* WHAT THE TASK ASKS *
Write out each record below exactly as it appears, with no pictures.

* DATASET EXTRACT *

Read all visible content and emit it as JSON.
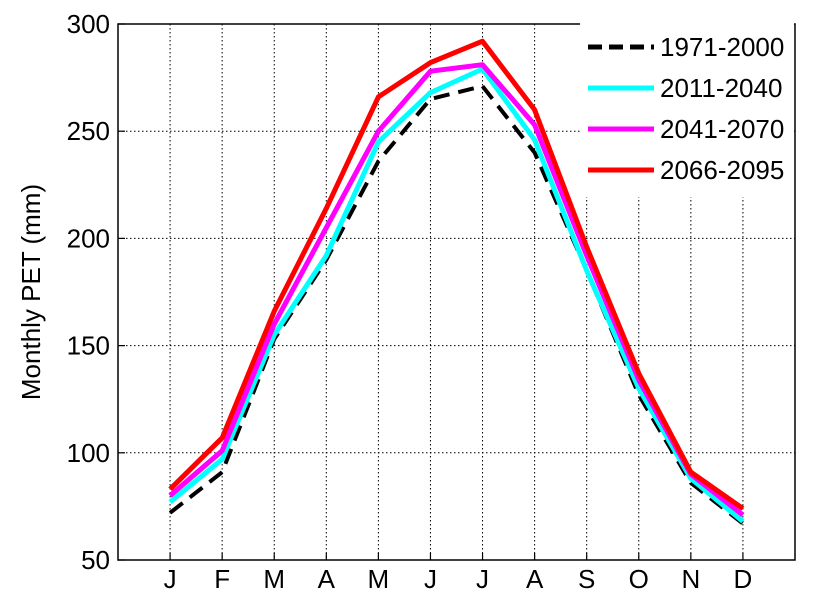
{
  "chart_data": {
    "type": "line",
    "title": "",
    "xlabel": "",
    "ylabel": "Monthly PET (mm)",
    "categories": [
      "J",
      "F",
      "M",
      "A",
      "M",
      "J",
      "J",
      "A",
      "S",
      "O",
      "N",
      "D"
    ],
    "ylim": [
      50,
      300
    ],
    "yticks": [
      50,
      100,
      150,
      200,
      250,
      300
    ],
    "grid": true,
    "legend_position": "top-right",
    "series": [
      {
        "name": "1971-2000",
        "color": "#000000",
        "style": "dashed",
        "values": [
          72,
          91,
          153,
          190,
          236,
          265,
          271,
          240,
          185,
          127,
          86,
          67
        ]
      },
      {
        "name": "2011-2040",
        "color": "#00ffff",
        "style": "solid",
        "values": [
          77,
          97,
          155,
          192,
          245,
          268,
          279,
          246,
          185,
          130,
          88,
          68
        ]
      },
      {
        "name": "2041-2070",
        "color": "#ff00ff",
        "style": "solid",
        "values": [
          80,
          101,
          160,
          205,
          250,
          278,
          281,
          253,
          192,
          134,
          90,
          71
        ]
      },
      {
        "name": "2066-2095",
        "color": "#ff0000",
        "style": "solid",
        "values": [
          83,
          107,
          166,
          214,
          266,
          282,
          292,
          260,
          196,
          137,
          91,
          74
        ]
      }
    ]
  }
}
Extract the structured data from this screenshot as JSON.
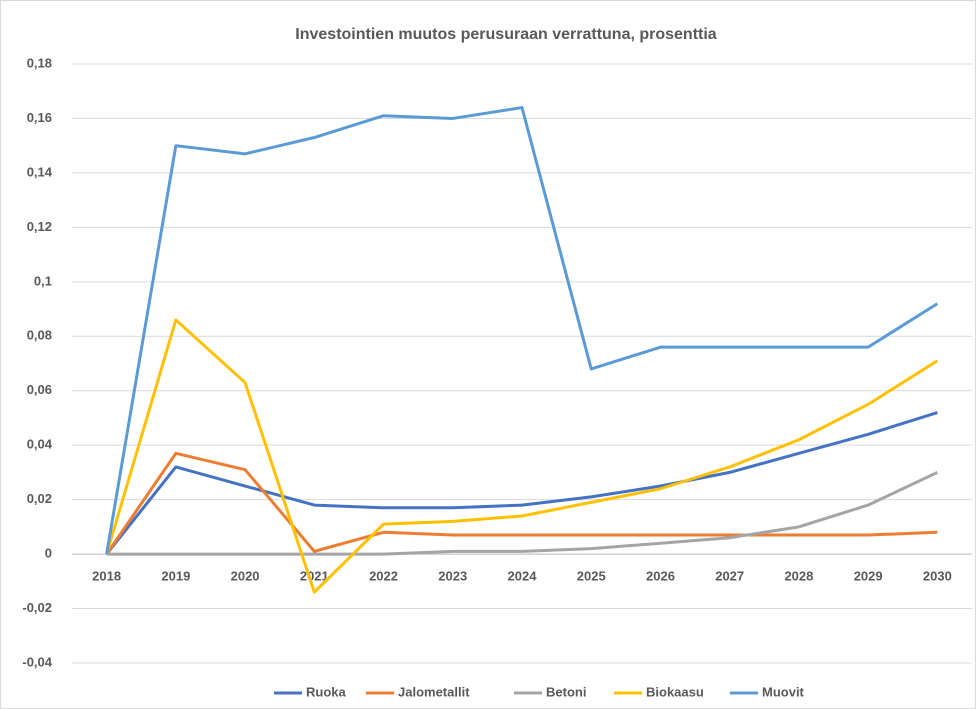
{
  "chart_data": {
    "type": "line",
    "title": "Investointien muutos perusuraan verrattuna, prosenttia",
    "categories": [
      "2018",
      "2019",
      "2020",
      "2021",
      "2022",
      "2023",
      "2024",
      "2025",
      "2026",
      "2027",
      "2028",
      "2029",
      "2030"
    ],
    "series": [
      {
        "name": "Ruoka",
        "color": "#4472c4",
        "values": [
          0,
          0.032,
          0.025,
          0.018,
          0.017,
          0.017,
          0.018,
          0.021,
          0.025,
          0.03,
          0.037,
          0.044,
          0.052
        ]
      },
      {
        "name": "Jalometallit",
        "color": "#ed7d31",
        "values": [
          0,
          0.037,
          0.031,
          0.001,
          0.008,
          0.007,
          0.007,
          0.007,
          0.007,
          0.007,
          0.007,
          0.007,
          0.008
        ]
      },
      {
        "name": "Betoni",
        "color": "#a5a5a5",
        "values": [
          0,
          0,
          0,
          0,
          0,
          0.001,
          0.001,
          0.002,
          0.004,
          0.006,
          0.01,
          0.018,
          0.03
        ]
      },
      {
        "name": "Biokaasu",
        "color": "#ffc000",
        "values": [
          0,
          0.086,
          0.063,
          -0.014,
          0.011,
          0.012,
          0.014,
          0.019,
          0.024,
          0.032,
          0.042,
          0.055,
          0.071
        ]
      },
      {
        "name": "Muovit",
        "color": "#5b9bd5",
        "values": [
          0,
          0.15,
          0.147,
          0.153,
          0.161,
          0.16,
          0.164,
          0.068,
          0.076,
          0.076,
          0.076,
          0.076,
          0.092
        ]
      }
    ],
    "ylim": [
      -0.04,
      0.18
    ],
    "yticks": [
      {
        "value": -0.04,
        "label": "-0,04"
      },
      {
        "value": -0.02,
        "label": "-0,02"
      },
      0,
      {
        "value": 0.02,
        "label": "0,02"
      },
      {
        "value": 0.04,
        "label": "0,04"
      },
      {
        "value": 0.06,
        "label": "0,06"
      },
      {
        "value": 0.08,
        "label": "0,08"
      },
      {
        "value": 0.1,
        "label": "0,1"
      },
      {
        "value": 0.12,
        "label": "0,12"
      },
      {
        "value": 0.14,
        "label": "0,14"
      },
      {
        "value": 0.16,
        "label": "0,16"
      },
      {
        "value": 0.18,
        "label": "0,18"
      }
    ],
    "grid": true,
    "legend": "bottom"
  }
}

* TASK RESPONSE *
Read all visible content and emit it as JSON.
{
  "chart_data": {
    "type": "line",
    "title": "",
    "xlabel": "",
    "ylabel": "Monthly PET (mm)",
    "categories": [
      "J",
      "F",
      "M",
      "A",
      "M",
      "J",
      "J",
      "A",
      "S",
      "O",
      "N",
      "D"
    ],
    "ylim": [
      50,
      300
    ],
    "yticks": [
      50,
      100,
      150,
      200,
      250,
      300
    ],
    "grid": true,
    "legend_position": "top-right",
    "series": [
      {
        "name": "1971-2000",
        "color": "#000000",
        "style": "dashed",
        "values": [
          72,
          91,
          153,
          190,
          236,
          265,
          271,
          240,
          185,
          127,
          86,
          67
        ]
      },
      {
        "name": "2011-2040",
        "color": "#00ffff",
        "style": "solid",
        "values": [
          77,
          97,
          155,
          192,
          245,
          268,
          279,
          246,
          185,
          130,
          88,
          68
        ]
      },
      {
        "name": "2041-2070",
        "color": "#ff00ff",
        "style": "solid",
        "values": [
          80,
          101,
          160,
          205,
          250,
          278,
          281,
          253,
          192,
          134,
          90,
          71
        ]
      },
      {
        "name": "2066-2095",
        "color": "#ff0000",
        "style": "solid",
        "values": [
          83,
          107,
          166,
          214,
          266,
          282,
          292,
          260,
          196,
          137,
          91,
          74
        ]
      }
    ]
  }
}
Extract the structured data from this screenshot as JSON.
{
  "chart_data": {
    "type": "line",
    "title": "Investointien muutos perusuraan verrattuna, prosenttia",
    "categories": [
      "2018",
      "2019",
      "2020",
      "2021",
      "2022",
      "2023",
      "2024",
      "2025",
      "2026",
      "2027",
      "2028",
      "2029",
      "2030"
    ],
    "series": [
      {
        "name": "Ruoka",
        "color": "#4472c4",
        "values": [
          0,
          0.032,
          0.025,
          0.018,
          0.017,
          0.017,
          0.018,
          0.021,
          0.025,
          0.03,
          0.037,
          0.044,
          0.052
        ]
      },
      {
        "name": "Jalometallit",
        "color": "#ed7d31",
        "values": [
          0,
          0.037,
          0.031,
          0.001,
          0.008,
          0.007,
          0.007,
          0.007,
          0.007,
          0.007,
          0.007,
          0.007,
          0.008
        ]
      },
      {
        "name": "Betoni",
        "color": "#a5a5a5",
        "values": [
          0,
          0,
          0,
          0,
          0,
          0.001,
          0.001,
          0.002,
          0.004,
          0.006,
          0.01,
          0.018,
          0.03
        ]
      },
      {
        "name": "Biokaasu",
        "color": "#ffc000",
        "values": [
          0,
          0.086,
          0.063,
          -0.014,
          0.011,
          0.012,
          0.014,
          0.019,
          0.024,
          0.032,
          0.042,
          0.055,
          0.071
        ]
      },
      {
        "name": "Muovit",
        "color": "#5b9bd5",
        "values": [
          0,
          0.15,
          0.147,
          0.153,
          0.161,
          0.16,
          0.164,
          0.068,
          0.076,
          0.076,
          0.076,
          0.076,
          0.092
        ]
      }
    ],
    "ylim": [
      -0.04,
      0.18
    ],
    "yticks": [
      {
        "value": -0.04,
        "label": "-0,04"
      },
      {
        "value": -0.02,
        "label": "-0,02"
      },
      0,
      {
        "value": 0.02,
        "label": "0,02"
      },
      {
        "value": 0.04,
        "label": "0,04"
      },
      {
        "value": 0.06,
        "label": "0,06"
      },
      {
        "value": 0.08,
        "label": "0,08"
      },
      {
        "value": 0.1,
        "label": "0,1"
      },
      {
        "value": 0.12,
        "label": "0,12"
      },
      {
        "value": 0.14,
        "label": "0,14"
      },
      {
        "value": 0.16,
        "label": "0,16"
      },
      {
        "value": 0.18,
        "label": "0,18"
      }
    ],
    "grid": true,
    "legend": "bottom"
  }
}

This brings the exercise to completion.